- EXTRAIT
Cela fait plusieurs fois que j’entends de la bouche d’Onfray des propos surprenants. Et je reste poli. Cette fois-ci, c’est la goutte qui fait déborder le vase.

 

Dans le podcast Expression Libre publié par Omerta en novembre 2025, Michel Onfray déclare, avec le ton faussement candide qu’on lui connaît :

 

« Ils inventent quoi, les Chinois ? Qu’est-ce qu’ils ont inventé ? Ils mettent au point des inventions… qui sont des inventions occidentales. »

 

Cette phrase condense une formidable paresse intellectuelle. Ce n’est pas la première fois qu’Onfray débite ce genre de sottise. Il parle de la Chine comme d’un décor, sans cartes ni boussole. On hésite entre l’ignorance et le vieux mépris racial travesti en scepticisme européen. Peut-être un peu des deux : la suffisance d’un homme qui prend les frontières de sa culture pour celles du monde.

 

Or les faits, eux, sont têtus. La Chine a inventé la plupart des outils qui ont façonné la modernité : le papier sur lequel il écrit, la boussole qui guida les navigateurs qu’il admire, la poudre qui fit les guerres dont il parle tant, et l’imprimerie qui diffuse ses livres. Autrement dit, sans la Chine, Onfray n’aurait ni parchemin, ni carte, ni poudre, ni presse pour prêcher sa souveraineté.

- RELEVÉ
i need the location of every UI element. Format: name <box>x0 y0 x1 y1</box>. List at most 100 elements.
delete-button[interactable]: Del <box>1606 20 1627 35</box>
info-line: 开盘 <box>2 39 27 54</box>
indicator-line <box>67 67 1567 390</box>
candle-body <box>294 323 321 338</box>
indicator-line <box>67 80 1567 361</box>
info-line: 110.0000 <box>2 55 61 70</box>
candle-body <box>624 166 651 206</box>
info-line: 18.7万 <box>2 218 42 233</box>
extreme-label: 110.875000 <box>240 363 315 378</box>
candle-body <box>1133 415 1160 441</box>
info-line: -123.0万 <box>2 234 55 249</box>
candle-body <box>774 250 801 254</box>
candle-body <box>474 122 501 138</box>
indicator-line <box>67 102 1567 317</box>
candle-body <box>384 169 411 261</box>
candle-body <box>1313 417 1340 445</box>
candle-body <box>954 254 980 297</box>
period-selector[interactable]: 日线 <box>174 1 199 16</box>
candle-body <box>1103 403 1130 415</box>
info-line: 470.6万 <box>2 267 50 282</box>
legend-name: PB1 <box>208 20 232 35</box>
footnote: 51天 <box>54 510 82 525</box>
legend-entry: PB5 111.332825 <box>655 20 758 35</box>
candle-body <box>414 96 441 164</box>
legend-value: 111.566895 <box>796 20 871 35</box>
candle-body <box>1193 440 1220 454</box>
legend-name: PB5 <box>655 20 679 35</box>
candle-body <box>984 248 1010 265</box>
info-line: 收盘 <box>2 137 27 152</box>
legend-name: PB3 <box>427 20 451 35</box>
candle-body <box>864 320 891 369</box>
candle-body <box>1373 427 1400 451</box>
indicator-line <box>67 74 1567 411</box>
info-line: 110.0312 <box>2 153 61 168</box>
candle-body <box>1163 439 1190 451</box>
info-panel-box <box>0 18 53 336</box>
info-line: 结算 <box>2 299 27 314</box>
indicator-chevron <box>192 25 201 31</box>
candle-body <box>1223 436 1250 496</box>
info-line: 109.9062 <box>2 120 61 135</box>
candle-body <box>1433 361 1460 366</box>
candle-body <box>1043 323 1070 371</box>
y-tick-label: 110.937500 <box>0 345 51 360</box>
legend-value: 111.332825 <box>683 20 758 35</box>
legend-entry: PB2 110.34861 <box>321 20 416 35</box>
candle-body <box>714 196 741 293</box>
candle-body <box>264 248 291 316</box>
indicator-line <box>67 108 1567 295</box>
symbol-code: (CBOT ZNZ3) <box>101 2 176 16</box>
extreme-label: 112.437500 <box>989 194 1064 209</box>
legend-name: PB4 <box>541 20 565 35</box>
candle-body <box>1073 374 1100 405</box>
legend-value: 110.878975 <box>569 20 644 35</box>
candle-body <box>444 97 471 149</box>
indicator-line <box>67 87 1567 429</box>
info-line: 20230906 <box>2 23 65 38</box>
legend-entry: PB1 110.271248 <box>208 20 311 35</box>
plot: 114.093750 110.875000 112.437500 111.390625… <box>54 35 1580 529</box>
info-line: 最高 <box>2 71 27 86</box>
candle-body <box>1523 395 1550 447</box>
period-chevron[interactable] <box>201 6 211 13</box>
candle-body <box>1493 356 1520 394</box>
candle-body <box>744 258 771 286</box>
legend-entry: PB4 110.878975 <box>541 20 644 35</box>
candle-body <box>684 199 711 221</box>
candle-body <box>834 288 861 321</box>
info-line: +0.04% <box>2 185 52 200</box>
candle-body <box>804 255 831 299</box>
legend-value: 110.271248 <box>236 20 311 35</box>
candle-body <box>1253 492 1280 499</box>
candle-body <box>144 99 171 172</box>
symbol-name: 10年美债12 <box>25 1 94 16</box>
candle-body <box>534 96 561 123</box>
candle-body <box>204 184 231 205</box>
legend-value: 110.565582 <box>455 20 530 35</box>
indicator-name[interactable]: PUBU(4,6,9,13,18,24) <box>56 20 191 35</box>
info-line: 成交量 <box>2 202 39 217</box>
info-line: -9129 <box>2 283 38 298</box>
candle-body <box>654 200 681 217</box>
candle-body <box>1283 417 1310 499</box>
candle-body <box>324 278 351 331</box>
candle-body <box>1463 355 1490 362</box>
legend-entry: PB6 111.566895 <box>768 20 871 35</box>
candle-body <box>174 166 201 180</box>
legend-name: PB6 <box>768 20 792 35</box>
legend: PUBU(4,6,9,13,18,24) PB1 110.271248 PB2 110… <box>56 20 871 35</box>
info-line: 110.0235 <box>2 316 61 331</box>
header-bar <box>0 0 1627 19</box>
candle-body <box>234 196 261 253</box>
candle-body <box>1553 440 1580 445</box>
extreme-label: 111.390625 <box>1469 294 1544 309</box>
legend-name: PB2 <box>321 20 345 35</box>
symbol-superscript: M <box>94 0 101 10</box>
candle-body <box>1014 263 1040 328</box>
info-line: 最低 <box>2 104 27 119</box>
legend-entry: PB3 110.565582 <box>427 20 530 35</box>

- ÉNONCÉ
Pour chacune des affirmations suivantes, dites par oui ou par non si elle concorde avec l'extrait, puis citez textuellement les mots de celui-ci qui permettent de trancher.
1. Les propos de Michel Onfray ont été tenus dans un podcast publié en novembre 2025.
2. D'après l'extrait, c'est la première fois que Michel Onfray tient ce genre de propos.
3. L'extrait attribue à la Chine l'invention de la boussole.
Les enregistrements ne présentent aucun rapport avec l'extrait.

- RÉSULTAT
1. Oui : « Dans le podcast Expression Libre publié par Omerta en novembre 2025 »
2. Non : « Ce n’est pas la première fois qu’Onfray débite ce genre de sottise. »
3. Oui : « La Chine a inventé la plupart des outils qui ont façonné la modernité : le papier sur lequel il écrit, la boussole qui guida les navigateurs qu’il admire »